═════ Stored data

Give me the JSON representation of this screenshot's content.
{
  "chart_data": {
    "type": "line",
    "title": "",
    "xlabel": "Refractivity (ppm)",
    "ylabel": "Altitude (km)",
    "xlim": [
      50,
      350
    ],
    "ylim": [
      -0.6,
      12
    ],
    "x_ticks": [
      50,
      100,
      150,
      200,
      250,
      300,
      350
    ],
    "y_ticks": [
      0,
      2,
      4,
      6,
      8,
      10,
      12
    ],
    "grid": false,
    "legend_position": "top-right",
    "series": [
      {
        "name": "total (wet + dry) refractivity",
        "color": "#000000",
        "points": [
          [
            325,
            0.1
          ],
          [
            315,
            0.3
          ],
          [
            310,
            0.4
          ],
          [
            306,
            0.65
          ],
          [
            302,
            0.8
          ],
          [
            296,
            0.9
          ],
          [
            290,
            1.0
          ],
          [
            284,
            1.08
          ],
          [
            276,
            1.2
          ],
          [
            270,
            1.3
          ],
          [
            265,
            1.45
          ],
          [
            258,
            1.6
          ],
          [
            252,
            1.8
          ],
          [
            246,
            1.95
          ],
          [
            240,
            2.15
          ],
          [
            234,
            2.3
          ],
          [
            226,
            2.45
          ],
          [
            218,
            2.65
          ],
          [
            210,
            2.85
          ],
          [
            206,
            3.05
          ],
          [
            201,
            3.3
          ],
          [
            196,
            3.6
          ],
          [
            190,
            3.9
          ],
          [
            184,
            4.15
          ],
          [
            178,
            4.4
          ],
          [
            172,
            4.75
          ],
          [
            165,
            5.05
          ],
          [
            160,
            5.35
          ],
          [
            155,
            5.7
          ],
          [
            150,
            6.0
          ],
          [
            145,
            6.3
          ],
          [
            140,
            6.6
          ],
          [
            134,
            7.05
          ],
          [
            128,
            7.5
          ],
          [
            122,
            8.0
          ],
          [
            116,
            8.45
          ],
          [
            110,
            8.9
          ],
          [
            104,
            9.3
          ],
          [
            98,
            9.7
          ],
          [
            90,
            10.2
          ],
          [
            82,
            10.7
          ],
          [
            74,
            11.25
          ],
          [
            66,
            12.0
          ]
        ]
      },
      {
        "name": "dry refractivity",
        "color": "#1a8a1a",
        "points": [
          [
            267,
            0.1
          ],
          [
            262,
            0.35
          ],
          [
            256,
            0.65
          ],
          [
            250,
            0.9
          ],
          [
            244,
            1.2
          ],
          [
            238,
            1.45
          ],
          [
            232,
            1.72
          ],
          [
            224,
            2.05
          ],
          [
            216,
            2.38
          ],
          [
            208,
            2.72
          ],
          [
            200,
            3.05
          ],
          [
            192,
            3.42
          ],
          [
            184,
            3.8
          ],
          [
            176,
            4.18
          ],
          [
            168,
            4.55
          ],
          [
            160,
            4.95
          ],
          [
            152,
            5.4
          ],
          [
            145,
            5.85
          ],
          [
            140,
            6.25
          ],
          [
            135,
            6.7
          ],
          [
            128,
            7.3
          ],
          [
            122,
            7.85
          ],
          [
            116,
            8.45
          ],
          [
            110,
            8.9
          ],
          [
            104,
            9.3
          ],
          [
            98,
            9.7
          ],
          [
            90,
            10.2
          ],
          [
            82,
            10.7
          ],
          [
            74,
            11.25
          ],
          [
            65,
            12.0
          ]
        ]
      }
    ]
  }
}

══════════

Go through the listing and copy all of it exactly.

Give me the JSON representation of this screenshot's content.
{
  "chart_data": {
    "type": "line",
    "title": "",
    "xlabel": "Refractivity (ppm)",
    "ylabel": "Altitude (km)",
    "xlim": [
      50,
      350
    ],
    "ylim": [
      -0.6,
      12
    ],
    "x_ticks": [
      50,
      100,
      150,
      200,
      250,
      300,
      350
    ],
    "y_ticks": [
      0,
      2,
      4,
      6,
      8,
      10,
      12
    ],
    "grid": false,
    "legend_position": "top-right",
    "series": [
      {
        "name": "total (wet + dry) refractivity",
        "color": "#000000",
        "points": [
          [
            325,
            0.1
          ],
          [
            315,
            0.3
          ],
          [
            310,
            0.4
          ],
          [
            306,
            0.65
          ],
          [
            302,
            0.8
          ],
          [
            296,
            0.9
          ],
          [
            290,
            1.0
          ],
          [
            284,
            1.08
          ],
          [
            276,
            1.2
          ],
          [
            270,
            1.3
          ],
          [
            265,
            1.45
          ],
          [
            258,
            1.6
          ],
          [
            252,
            1.8
          ],
          [
            246,
            1.95
          ],
          [
            240,
            2.15
          ],
          [
            234,
            2.3
          ],
          [
            226,
            2.45
          ],
          [
            218,
            2.65
          ],
          [
            210,
            2.85
          ],
          [
            206,
            3.05
          ],
          [
            201,
            3.3
          ],
          [
            196,
            3.6
          ],
          [
            190,
            3.9
          ],
          [
            184,
            4.15
          ],
          [
            178,
            4.4
          ],
          [
            172,
            4.75
          ],
          [
            165,
            5.05
          ],
          [
            160,
            5.35
          ],
          [
            155,
            5.7
          ],
          [
            150,
            6.0
          ],
          [
            145,
            6.3
          ],
          [
            140,
            6.6
          ],
          [
            134,
            7.05
          ],
          [
            128,
            7.5
          ],
          [
            122,
            8.0
          ],
          [
            116,
            8.45
          ],
          [
            110,
            8.9
          ],
          [
            104,
            9.3
          ],
          [
            98,
            9.7
          ],
          [
            90,
            10.2
          ],
          [
            82,
            10.7
          ],
          [
            74,
            11.25
          ],
          [
            66,
            12.0
          ]
        ]
      },
      {
        "name": "dry refractivity",
        "color": "#1a8a1a",
        "points": [
          [
            267,
            0.1
          ],
          [
            262,
            0.35
          ],
          [
            256,
            0.65
          ],
          [
            250,
            0.9
          ],
          [
            244,
            1.2
          ],
          [
            238,
            1.45
          ],
          [
            232,
            1.72
          ],
          [
            224,
            2.05
          ],
          [
            216,
            2.38
          ],
          [
            208,
            2.72
          ],
          [
            200,
            3.05
          ],
          [
            192,
            3.42
          ],
          [
            184,
            3.8
          ],
          [
            176,
            4.18
          ],
          [
            168,
            4.55
          ],
          [
            160,
            4.95
          ],
          [
            152,
            5.4
          ],
          [
            145,
            5.85
          ],
          [
            140,
            6.25
          ],
          [
            135,
            6.7
          ],
          [
            128,
            7.3
          ],
          [
            122,
            7.85
          ],
          [
            116,
            8.45
          ],
          [
            110,
            8.9
          ],
          [
            104,
            9.3
          ],
          [
            98,
            9.7
          ],
          [
            90,
            10.2
          ],
          [
            82,
            10.7
          ],
          [
            74,
            11.25
          ],
          [
            65,
            12.0
          ]
        ]
      }
    ]
  }
}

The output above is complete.